▶ _Exercise goal_:
Transcribe the lines below verbatim, skipping the images.
>>>
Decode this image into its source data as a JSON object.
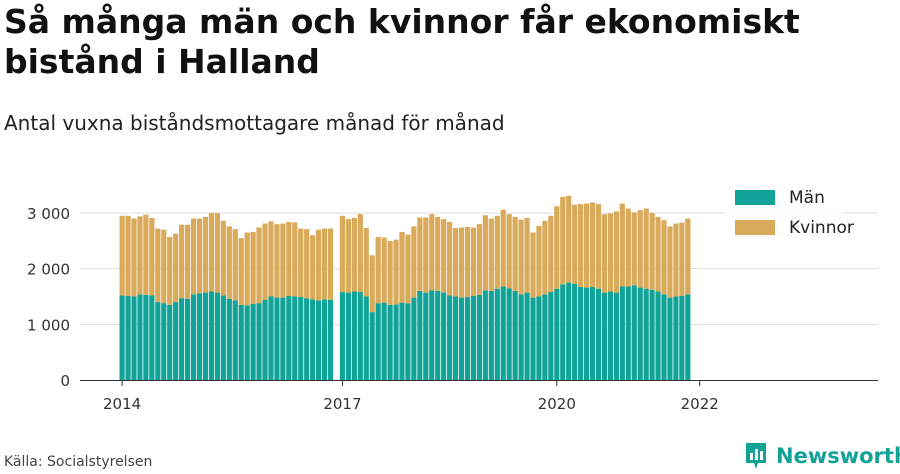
{
  "header": {
    "title": "Så många män och kvinnor får ekonomiskt bistånd i Halland",
    "subtitle": "Antal vuxna biståndsmottagare månad för månad"
  },
  "footer": {
    "source": "Källa: Socialstyrelsen",
    "brand": "Newsworthy"
  },
  "chart_data": {
    "type": "bar",
    "stacked": true,
    "title": "Så många män och kvinnor får ekonomiskt bistånd i Halland",
    "subtitle": "Antal vuxna biståndsmottagare månad för månad",
    "xlabel": "",
    "ylabel": "",
    "ylim": [
      0,
      3300
    ],
    "yticks": [
      0,
      1000,
      2000,
      3000
    ],
    "ytick_labels": [
      "0",
      "1 000",
      "2 000",
      "3 000"
    ],
    "xticks": [
      "2014",
      "2017",
      "2020",
      "2022"
    ],
    "xtick_positions": [
      "2014-01",
      "2017-01",
      "2020-01",
      "2022-01"
    ],
    "legend": "top-right",
    "colors": {
      "men": "#12a398",
      "women": "#d9aa5a",
      "grid": "#dddddd",
      "axis": "#333333"
    },
    "start": "2014-01",
    "gap_after": "2016-12",
    "gap_months": 1,
    "series": [
      {
        "name": "Män",
        "values": [
          1520,
          1510,
          1500,
          1540,
          1530,
          1520,
          1400,
          1380,
          1350,
          1400,
          1470,
          1460,
          1540,
          1560,
          1570,
          1590,
          1570,
          1520,
          1460,
          1430,
          1350,
          1340,
          1370,
          1380,
          1440,
          1500,
          1480,
          1480,
          1510,
          1500,
          1490,
          1470,
          1450,
          1430,
          1450,
          1440,
          1580,
          1570,
          1590,
          1580,
          1500,
          1220,
          1380,
          1390,
          1350,
          1360,
          1390,
          1380,
          1480,
          1600,
          1570,
          1610,
          1600,
          1570,
          1520,
          1500,
          1480,
          1490,
          1510,
          1530,
          1610,
          1600,
          1640,
          1680,
          1650,
          1600,
          1540,
          1570,
          1480,
          1500,
          1540,
          1580,
          1640,
          1720,
          1750,
          1730,
          1670,
          1660,
          1670,
          1640,
          1570,
          1590,
          1570,
          1680,
          1680,
          1700,
          1660,
          1640,
          1620,
          1590,
          1540,
          1480,
          1500,
          1510,
          1540
        ]
      },
      {
        "name": "Kvinnor",
        "values": [
          1430,
          1440,
          1400,
          1400,
          1440,
          1390,
          1320,
          1320,
          1220,
          1230,
          1320,
          1330,
          1360,
          1340,
          1360,
          1410,
          1430,
          1340,
          1300,
          1280,
          1200,
          1310,
          1290,
          1360,
          1370,
          1350,
          1320,
          1330,
          1330,
          1330,
          1230,
          1240,
          1150,
          1270,
          1270,
          1280,
          1370,
          1320,
          1320,
          1400,
          1230,
          1020,
          1190,
          1170,
          1150,
          1160,
          1270,
          1230,
          1280,
          1320,
          1350,
          1370,
          1330,
          1320,
          1320,
          1230,
          1260,
          1260,
          1230,
          1270,
          1350,
          1300,
          1310,
          1380,
          1330,
          1330,
          1340,
          1340,
          1170,
          1270,
          1320,
          1370,
          1480,
          1570,
          1560,
          1420,
          1490,
          1510,
          1520,
          1520,
          1410,
          1400,
          1460,
          1490,
          1400,
          1310,
          1390,
          1440,
          1380,
          1340,
          1330,
          1280,
          1310,
          1320,
          1360
        ]
      }
    ]
  }
}
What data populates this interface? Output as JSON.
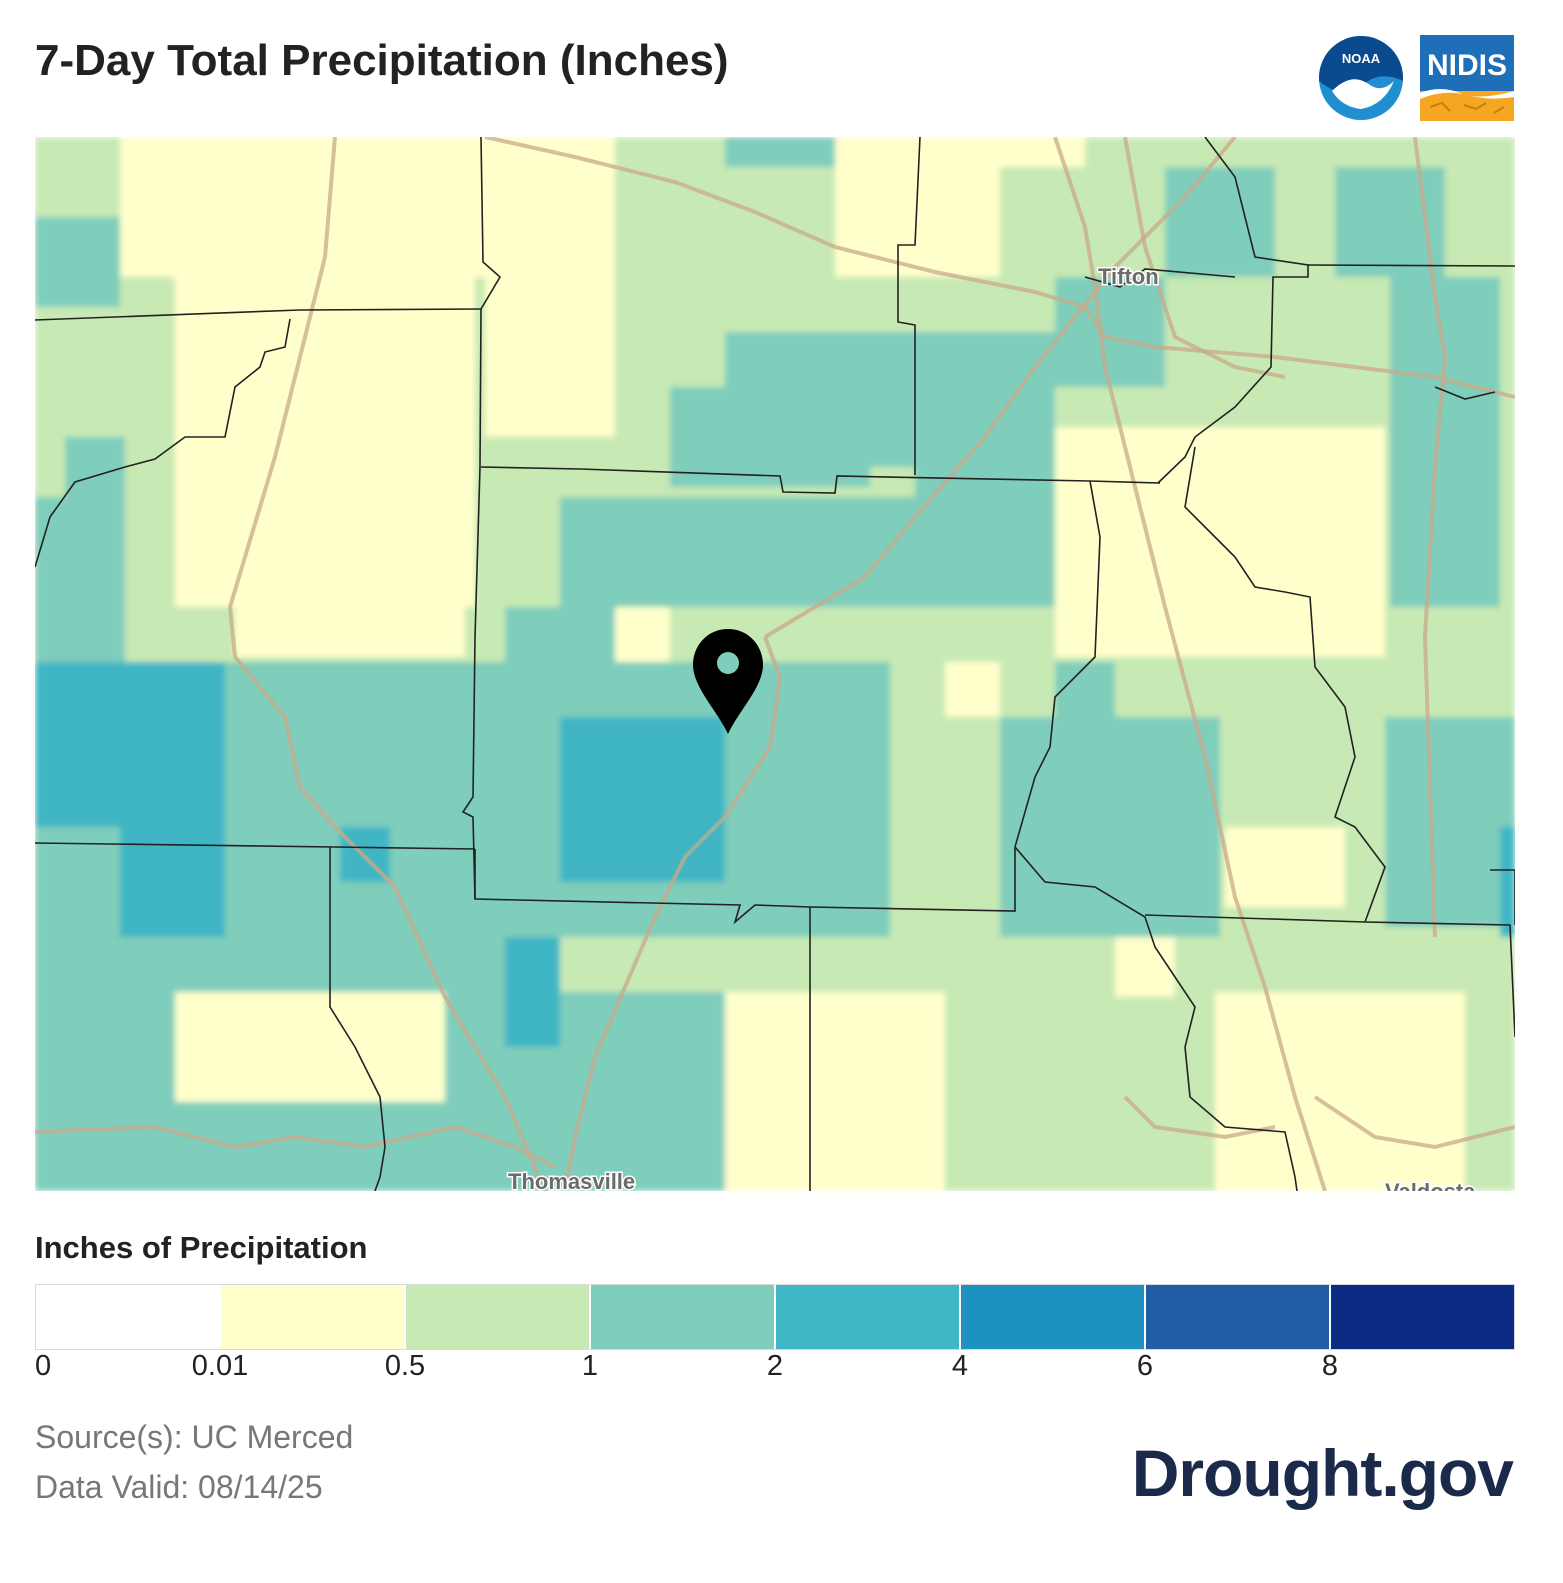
{
  "header": {
    "title": "7-Day Total Precipitation (Inches)"
  },
  "logos": {
    "noaa": "NOAA",
    "nidis": "NIDIS"
  },
  "map": {
    "place_labels": [
      "Tifton",
      "Thomasville",
      "Valdosta"
    ],
    "marker": "map-pin"
  },
  "legend": {
    "title": "Inches of Precipitation",
    "colors": [
      "#ffffff",
      "#ffffcc",
      "#c7e9b4",
      "#7fcdbb",
      "#41b6c4",
      "#1d91c0",
      "#225ea8",
      "#0c2c84"
    ],
    "ticks": [
      "0",
      "0.01",
      "0.5",
      "1",
      "2",
      "4",
      "6",
      "8"
    ]
  },
  "footer": {
    "source": "Source(s): UC Merced",
    "valid": "Data Valid: 08/14/25",
    "brand": "Drought.gov"
  }
}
<<<
▶ _Answer to the problem_:
Decode this image into its source data as a JSON object.
{
  "header": {
    "title": "Så många män och kvinnor får ekonomiskt bistånd i Halland",
    "subtitle": "Antal vuxna biståndsmottagare månad för månad"
  },
  "footer": {
    "source": "Källa: Socialstyrelsen",
    "brand": "Newsworthy"
  },
  "chart_data": {
    "type": "bar",
    "stacked": true,
    "title": "Så många män och kvinnor får ekonomiskt bistånd i Halland",
    "subtitle": "Antal vuxna biståndsmottagare månad för månad",
    "xlabel": "",
    "ylabel": "",
    "ylim": [
      0,
      3300
    ],
    "yticks": [
      0,
      1000,
      2000,
      3000
    ],
    "ytick_labels": [
      "0",
      "1 000",
      "2 000",
      "3 000"
    ],
    "xticks": [
      "2014",
      "2017",
      "2020",
      "2022"
    ],
    "xtick_positions": [
      "2014-01",
      "2017-01",
      "2020-01",
      "2022-01"
    ],
    "legend": "top-right",
    "colors": {
      "men": "#12a398",
      "women": "#d9aa5a",
      "grid": "#dddddd",
      "axis": "#333333"
    },
    "start": "2014-01",
    "gap_after": "2016-12",
    "gap_months": 1,
    "series": [
      {
        "name": "Män",
        "values": [
          1520,
          1510,
          1500,
          1540,
          1530,
          1520,
          1400,
          1380,
          1350,
          1400,
          1470,
          1460,
          1540,
          1560,
          1570,
          1590,
          1570,
          1520,
          1460,
          1430,
          1350,
          1340,
          1370,
          1380,
          1440,
          1500,
          1480,
          1480,
          1510,
          1500,
          1490,
          1470,
          1450,
          1430,
          1450,
          1440,
          1580,
          1570,
          1590,
          1580,
          1500,
          1220,
          1380,
          1390,
          1350,
          1360,
          1390,
          1380,
          1480,
          1600,
          1570,
          1610,
          1600,
          1570,
          1520,
          1500,
          1480,
          1490,
          1510,
          1530,
          1610,
          1600,
          1640,
          1680,
          1650,
          1600,
          1540,
          1570,
          1480,
          1500,
          1540,
          1580,
          1640,
          1720,
          1750,
          1730,
          1670,
          1660,
          1670,
          1640,
          1570,
          1590,
          1570,
          1680,
          1680,
          1700,
          1660,
          1640,
          1620,
          1590,
          1540,
          1480,
          1500,
          1510,
          1540
        ]
      },
      {
        "name": "Kvinnor",
        "values": [
          1430,
          1440,
          1400,
          1400,
          1440,
          1390,
          1320,
          1320,
          1220,
          1230,
          1320,
          1330,
          1360,
          1340,
          1360,
          1410,
          1430,
          1340,
          1300,
          1280,
          1200,
          1310,
          1290,
          1360,
          1370,
          1350,
          1320,
          1330,
          1330,
          1330,
          1230,
          1240,
          1150,
          1270,
          1270,
          1280,
          1370,
          1320,
          1320,
          1400,
          1230,
          1020,
          1190,
          1170,
          1150,
          1160,
          1270,
          1230,
          1280,
          1320,
          1350,
          1370,
          1330,
          1320,
          1320,
          1230,
          1260,
          1260,
          1230,
          1270,
          1350,
          1300,
          1310,
          1380,
          1330,
          1330,
          1340,
          1340,
          1170,
          1270,
          1320,
          1370,
          1480,
          1570,
          1560,
          1420,
          1490,
          1510,
          1520,
          1520,
          1410,
          1400,
          1460,
          1490,
          1400,
          1310,
          1390,
          1440,
          1380,
          1340,
          1330,
          1280,
          1310,
          1320,
          1360
        ]
      }
    ]
  }
}
What data populates this interface? Output as JSON.
{
  "header": {
    "title": "7-Day Total Precipitation (Inches)"
  },
  "logos": {
    "noaa": "NOAA",
    "nidis": "NIDIS"
  },
  "map": {
    "place_labels": [
      "Tifton",
      "Thomasville",
      "Valdosta"
    ],
    "marker": "map-pin"
  },
  "legend": {
    "title": "Inches of Precipitation",
    "colors": [
      "#ffffff",
      "#ffffcc",
      "#c7e9b4",
      "#7fcdbb",
      "#41b6c4",
      "#1d91c0",
      "#225ea8",
      "#0c2c84"
    ],
    "ticks": [
      "0",
      "0.01",
      "0.5",
      "1",
      "2",
      "4",
      "6",
      "8"
    ]
  },
  "footer": {
    "source": "Source(s): UC Merced",
    "valid": "Data Valid: 08/14/25",
    "brand": "Drought.gov"
  }
}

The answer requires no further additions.